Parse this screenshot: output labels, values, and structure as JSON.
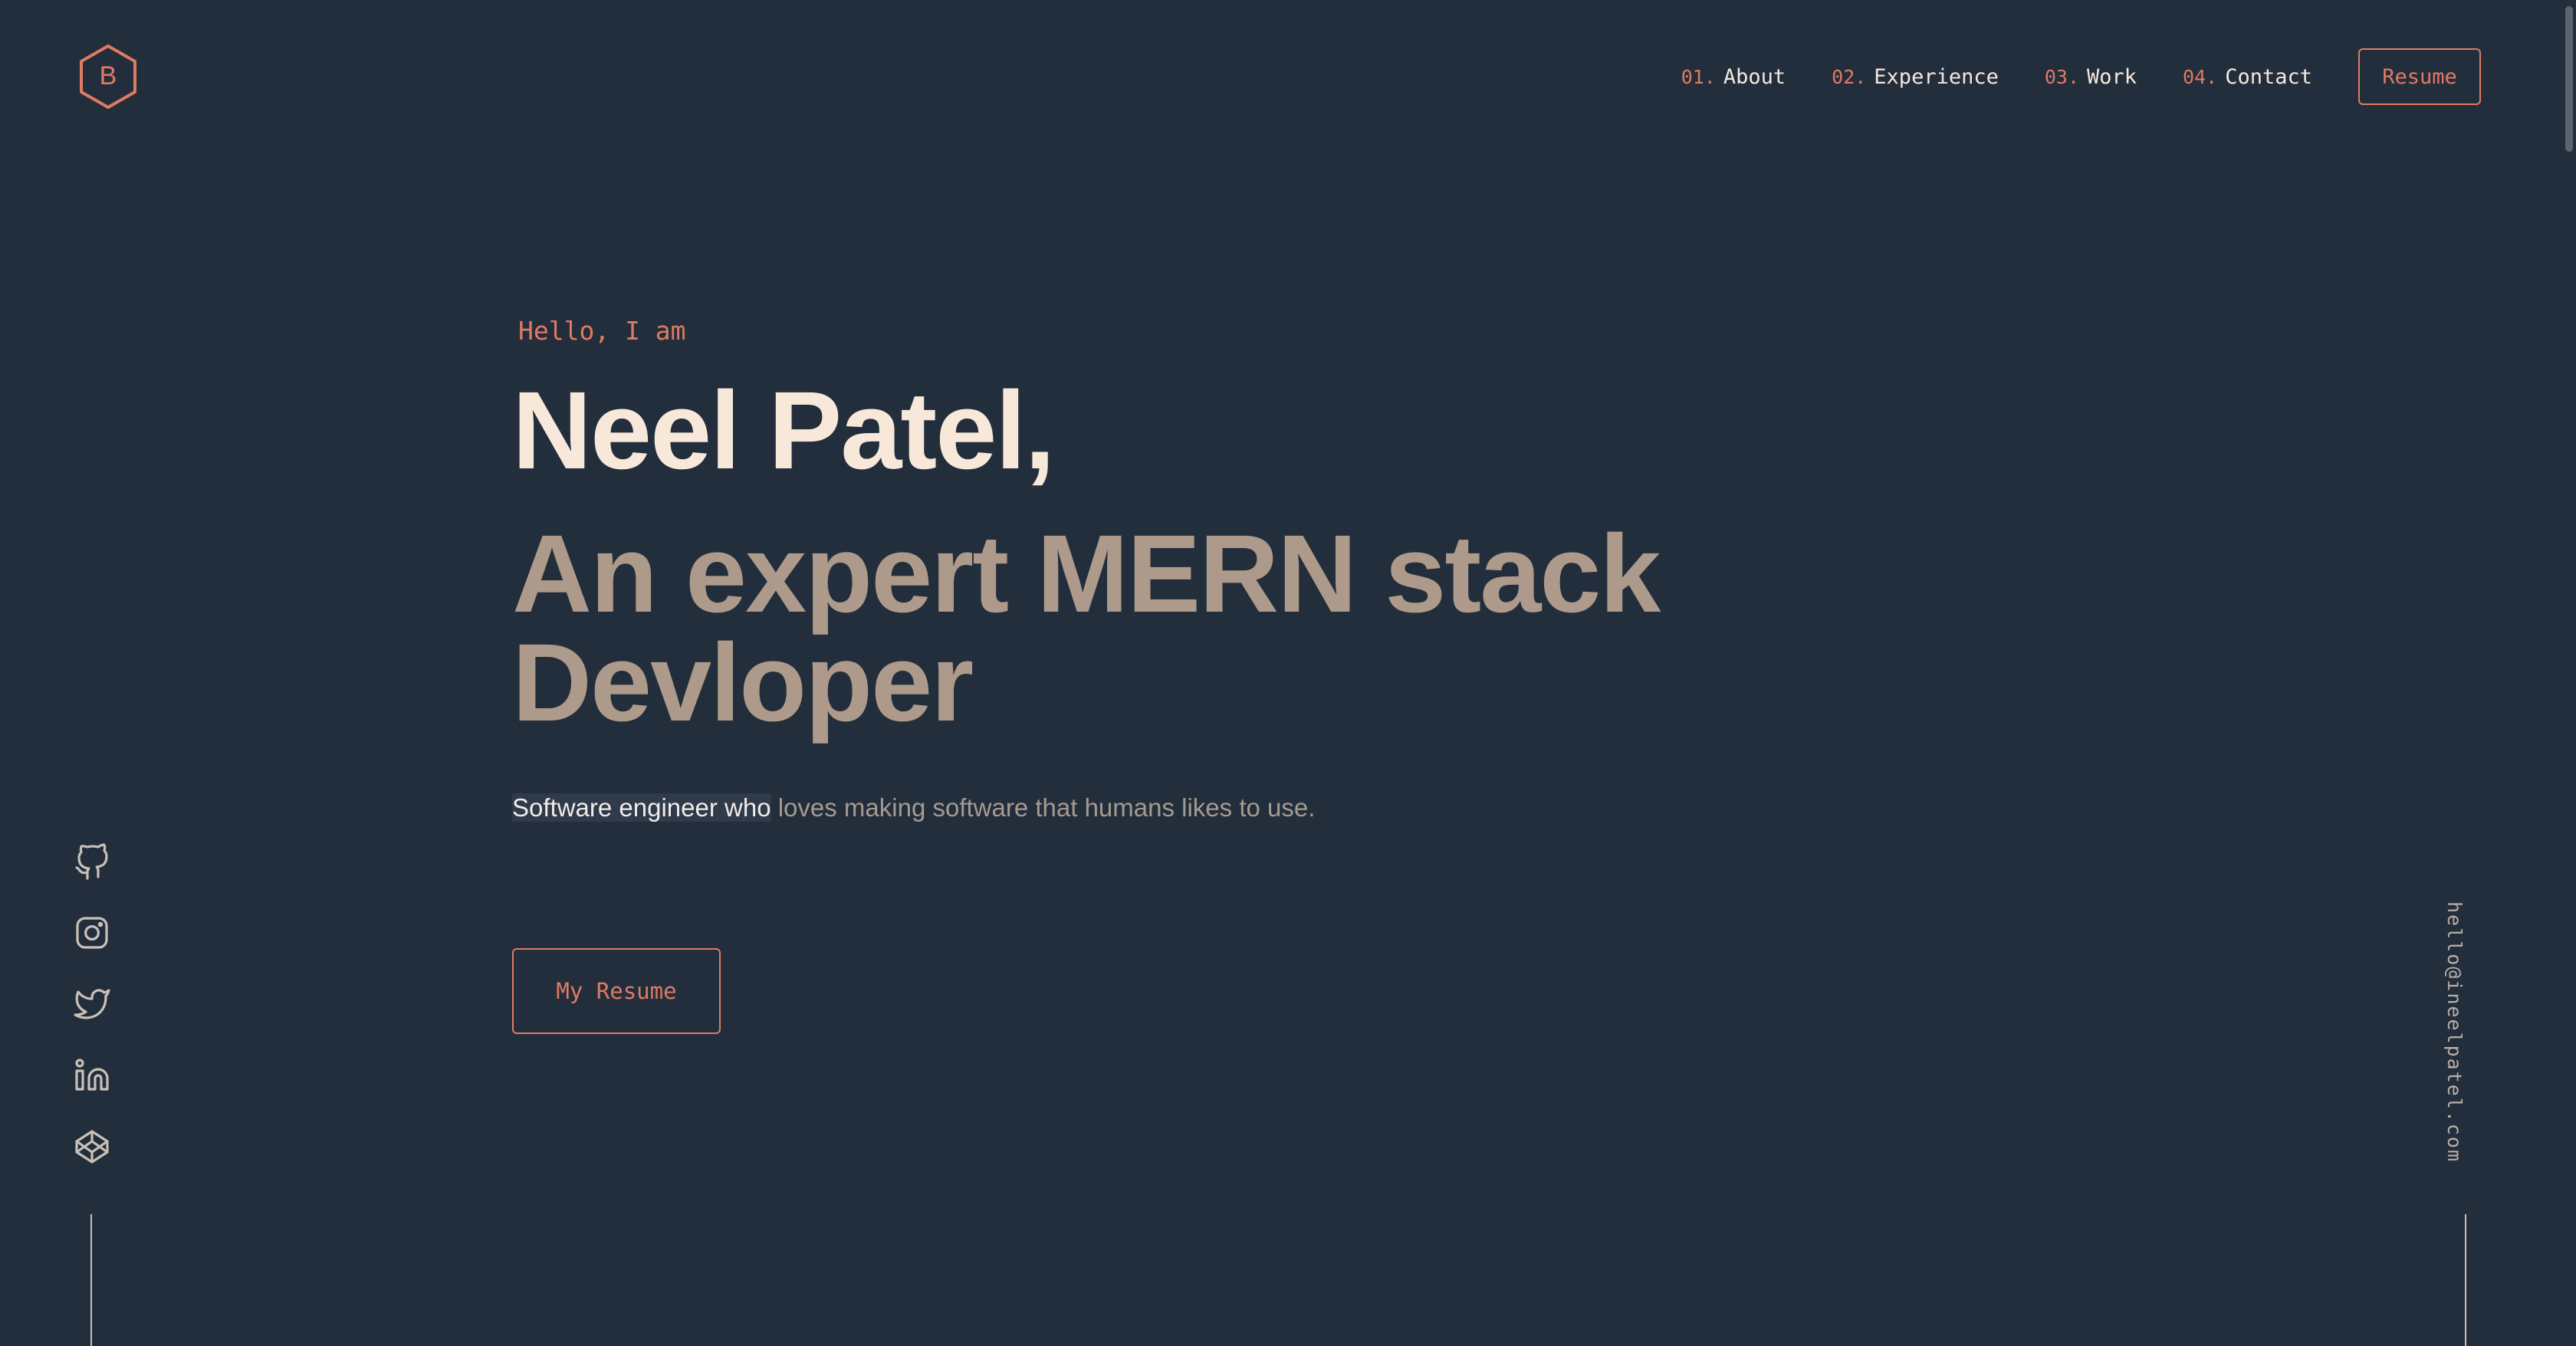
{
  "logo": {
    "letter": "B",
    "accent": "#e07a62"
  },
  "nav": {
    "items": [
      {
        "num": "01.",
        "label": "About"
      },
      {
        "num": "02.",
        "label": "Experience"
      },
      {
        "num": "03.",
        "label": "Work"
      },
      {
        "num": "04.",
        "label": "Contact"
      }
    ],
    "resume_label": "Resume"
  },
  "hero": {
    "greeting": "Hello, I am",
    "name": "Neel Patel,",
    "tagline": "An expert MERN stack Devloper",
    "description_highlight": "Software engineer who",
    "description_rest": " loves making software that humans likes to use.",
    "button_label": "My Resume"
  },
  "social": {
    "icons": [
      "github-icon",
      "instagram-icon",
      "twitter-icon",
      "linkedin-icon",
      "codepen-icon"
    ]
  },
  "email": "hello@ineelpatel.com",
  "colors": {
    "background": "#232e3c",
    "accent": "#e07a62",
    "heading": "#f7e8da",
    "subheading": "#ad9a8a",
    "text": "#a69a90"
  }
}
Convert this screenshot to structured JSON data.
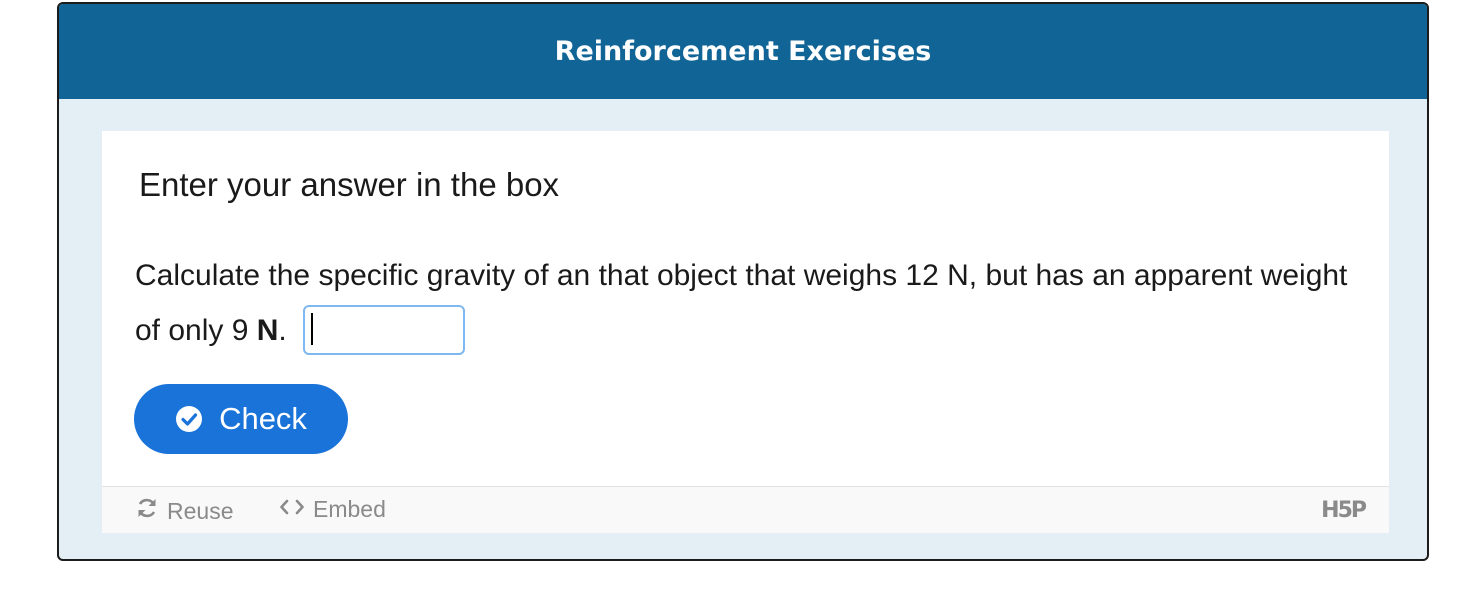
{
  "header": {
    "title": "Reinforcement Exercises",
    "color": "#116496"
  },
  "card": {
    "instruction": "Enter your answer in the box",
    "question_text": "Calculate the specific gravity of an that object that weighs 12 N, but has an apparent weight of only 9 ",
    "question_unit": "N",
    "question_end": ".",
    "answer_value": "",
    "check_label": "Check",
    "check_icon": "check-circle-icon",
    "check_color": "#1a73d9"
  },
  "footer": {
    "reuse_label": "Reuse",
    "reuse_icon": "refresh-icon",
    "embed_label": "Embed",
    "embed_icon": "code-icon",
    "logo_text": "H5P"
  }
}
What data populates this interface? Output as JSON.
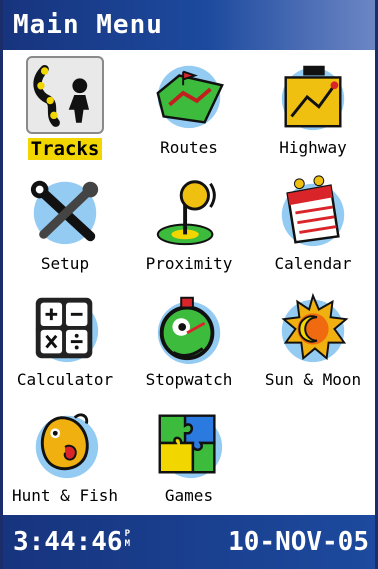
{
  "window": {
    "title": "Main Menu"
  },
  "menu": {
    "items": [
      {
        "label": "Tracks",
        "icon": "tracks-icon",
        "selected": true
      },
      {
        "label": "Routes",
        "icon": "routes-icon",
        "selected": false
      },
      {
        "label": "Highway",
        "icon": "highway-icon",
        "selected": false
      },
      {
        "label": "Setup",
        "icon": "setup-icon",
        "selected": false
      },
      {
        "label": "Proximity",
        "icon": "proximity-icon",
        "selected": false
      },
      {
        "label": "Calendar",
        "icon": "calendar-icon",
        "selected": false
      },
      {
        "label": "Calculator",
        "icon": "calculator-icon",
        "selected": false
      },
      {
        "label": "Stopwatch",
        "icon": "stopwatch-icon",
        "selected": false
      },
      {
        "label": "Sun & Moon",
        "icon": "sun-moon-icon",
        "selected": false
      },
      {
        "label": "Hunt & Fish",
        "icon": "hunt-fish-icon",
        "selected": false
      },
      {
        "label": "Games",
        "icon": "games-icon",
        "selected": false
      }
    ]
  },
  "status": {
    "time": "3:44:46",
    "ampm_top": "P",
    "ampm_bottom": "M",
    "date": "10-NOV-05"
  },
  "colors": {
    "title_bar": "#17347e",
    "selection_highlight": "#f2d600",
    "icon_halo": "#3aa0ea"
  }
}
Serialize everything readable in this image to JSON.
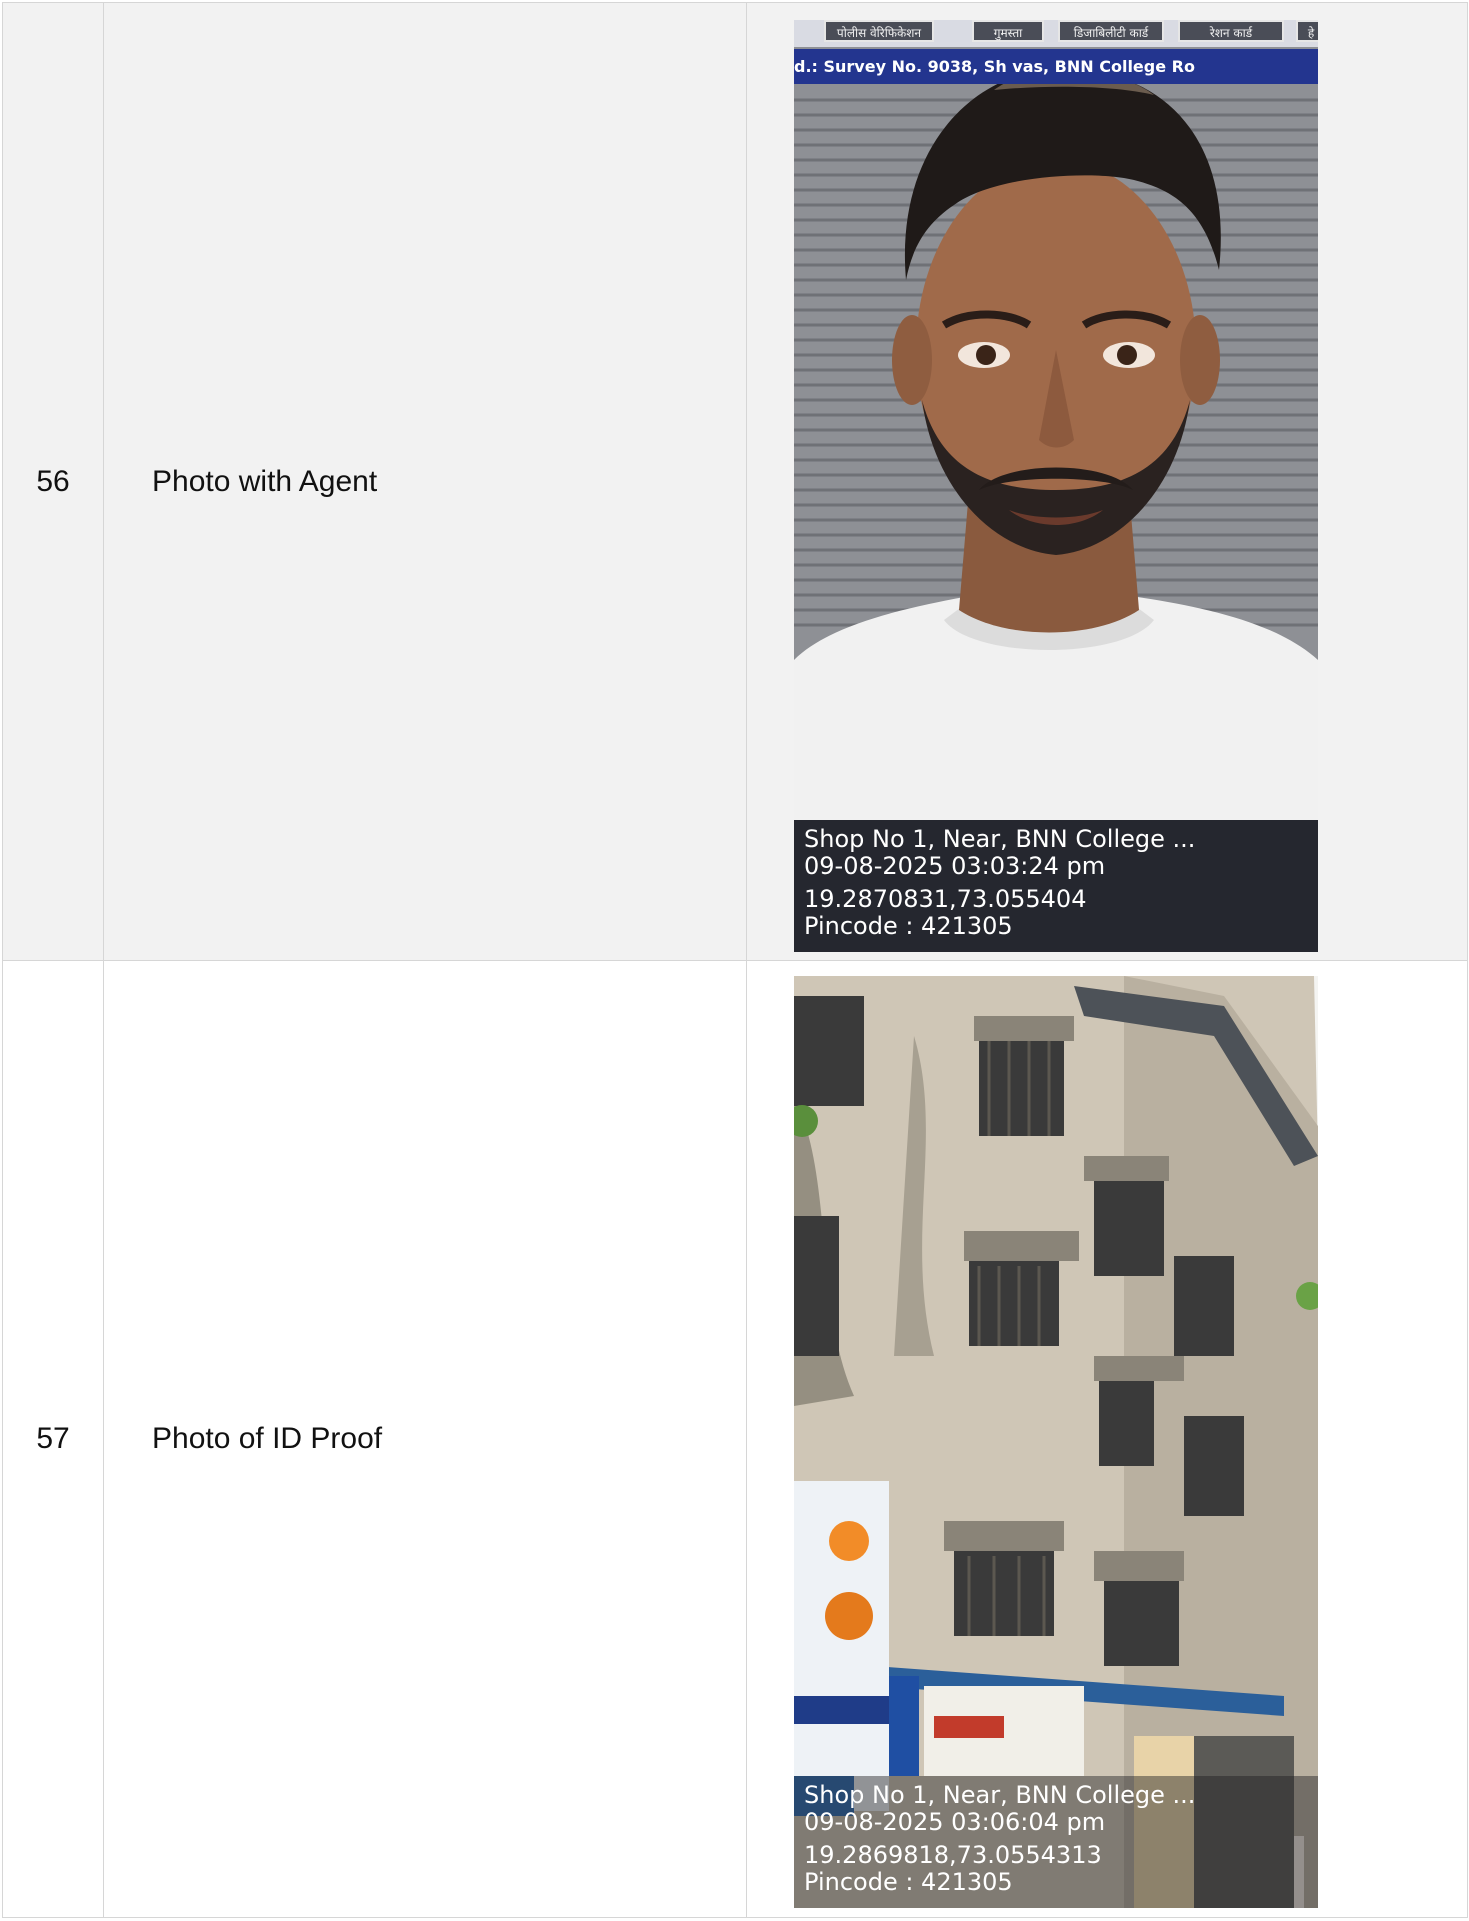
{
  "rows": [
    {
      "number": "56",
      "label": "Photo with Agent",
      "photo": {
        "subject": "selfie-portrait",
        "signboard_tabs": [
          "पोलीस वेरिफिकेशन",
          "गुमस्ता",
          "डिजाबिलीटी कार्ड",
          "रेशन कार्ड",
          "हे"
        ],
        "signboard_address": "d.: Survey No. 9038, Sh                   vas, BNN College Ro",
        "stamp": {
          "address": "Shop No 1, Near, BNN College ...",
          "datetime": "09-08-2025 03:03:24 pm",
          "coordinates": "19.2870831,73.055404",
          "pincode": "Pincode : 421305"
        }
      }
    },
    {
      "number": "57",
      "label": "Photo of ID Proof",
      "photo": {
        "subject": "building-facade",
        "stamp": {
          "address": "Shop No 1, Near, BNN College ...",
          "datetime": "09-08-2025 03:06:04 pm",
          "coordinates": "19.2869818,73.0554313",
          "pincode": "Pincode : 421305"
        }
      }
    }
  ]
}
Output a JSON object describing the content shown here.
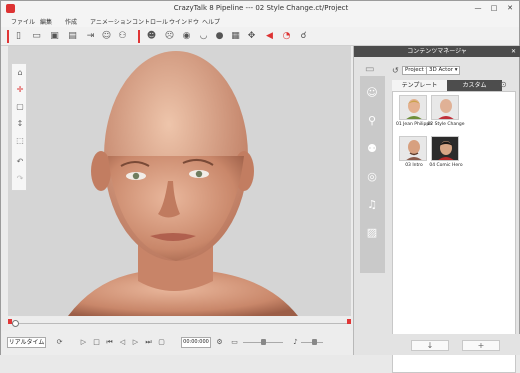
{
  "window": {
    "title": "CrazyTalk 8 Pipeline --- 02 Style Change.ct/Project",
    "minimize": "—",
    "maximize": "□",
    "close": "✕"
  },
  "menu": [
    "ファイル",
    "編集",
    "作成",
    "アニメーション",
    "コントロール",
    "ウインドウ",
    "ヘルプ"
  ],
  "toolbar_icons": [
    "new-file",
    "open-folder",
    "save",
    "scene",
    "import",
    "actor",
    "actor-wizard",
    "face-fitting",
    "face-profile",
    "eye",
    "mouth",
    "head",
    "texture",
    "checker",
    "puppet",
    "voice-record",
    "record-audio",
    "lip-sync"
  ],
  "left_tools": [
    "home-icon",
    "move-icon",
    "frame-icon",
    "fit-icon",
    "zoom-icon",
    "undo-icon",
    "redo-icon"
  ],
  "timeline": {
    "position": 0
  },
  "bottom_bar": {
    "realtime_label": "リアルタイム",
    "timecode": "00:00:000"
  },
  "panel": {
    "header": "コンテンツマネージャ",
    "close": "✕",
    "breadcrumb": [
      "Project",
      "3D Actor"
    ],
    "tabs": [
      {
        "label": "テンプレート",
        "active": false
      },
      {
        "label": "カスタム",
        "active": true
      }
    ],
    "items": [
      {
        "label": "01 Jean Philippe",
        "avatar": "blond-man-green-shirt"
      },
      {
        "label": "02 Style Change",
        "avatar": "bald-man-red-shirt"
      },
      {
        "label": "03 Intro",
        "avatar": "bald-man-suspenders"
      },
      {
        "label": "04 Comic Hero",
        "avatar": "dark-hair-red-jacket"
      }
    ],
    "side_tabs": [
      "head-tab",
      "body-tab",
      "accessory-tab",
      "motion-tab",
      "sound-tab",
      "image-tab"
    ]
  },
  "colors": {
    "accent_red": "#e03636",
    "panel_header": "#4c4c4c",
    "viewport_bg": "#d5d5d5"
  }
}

■ To be done ■
Pick out all the lines with the word "that" in them and copy them.

■ Reply ■
    "description_rest": " loves making software that humans likes to use.",
    "question_text": "Calculate the specific gravity of an that object that weighs 12 N, but has an apparent weight of only 9 ",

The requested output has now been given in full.